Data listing
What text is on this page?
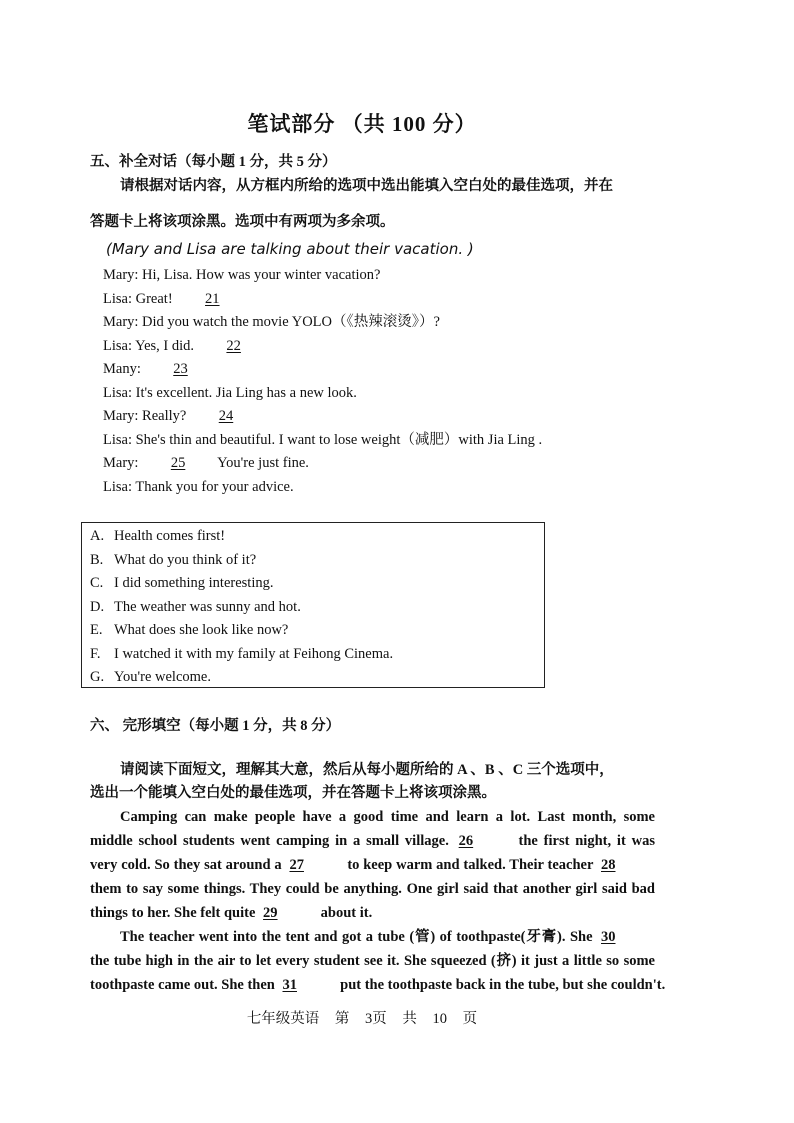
笔试部分 （共 100 分）
五、补全对话（每小题 1 分，共 5 分）
请根据对话内容，从方框内所给的选项中选出能填入空白处的最佳选项，并在
答题卡上将该项涂黑。选项中有两项为多余项。
(Mary and Lisa are talking about their vacation. )
Mary: Hi, Lisa. How was your winter vacation?
Lisa: Great! 21
Mary: Did you watch the movie YOLO（《热辣滚烫》）?
Lisa: Yes, I did. 22
Many: 23
Lisa: It's excellent. Jia Ling has a new look.
Mary: Really? 24
Lisa: She's thin and beautiful. I want to lose weight（减肥）with Jia Ling .
Mary: 25 You're just fine.
Lisa: Thank you for your advice.
A. Health comes first!
B. What do you think of it?
C. I did something interesting.
D. The weather was sunny and hot.
E. What does she look like now?
F. I watched it with my family at Feihong Cinema.
G. You're welcome.
六、 完形填空（每小题 1 分，共 8 分）
请阅读下面短文，理解其大意，然后从每小题所给的 A 、B 、C 三个选项中，
选出一个能填入空白处的最佳选项，并在答题卡上将该项涂黑。
Camping can make people have a good time and learn a lot. Last month, some
middle school students went camping in a small village. 26	the first night, it was
very cold. So they sat around a 27	to keep warm and talked. Their teacher 28
them to say some things. They could be anything. One girl said that another girl said bad
things to her. She felt quite 29	about it.
The teacher went into the tent and got a tube (管) of toothpaste(牙膏). She 30
the tube high in the air to let every student see it. She squeezed (挤) it just a little so some
toothpaste came out. She then 31	put the toothpaste back in the tube, but she couldn't.
七年级英语 第 3页 共 10 页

EXERCISE:
From the entries above, pull out each line that includes "first".

FULL ANSWER:
A. Health comes first!
middle school students went camping in a small village. 26	the first night, it was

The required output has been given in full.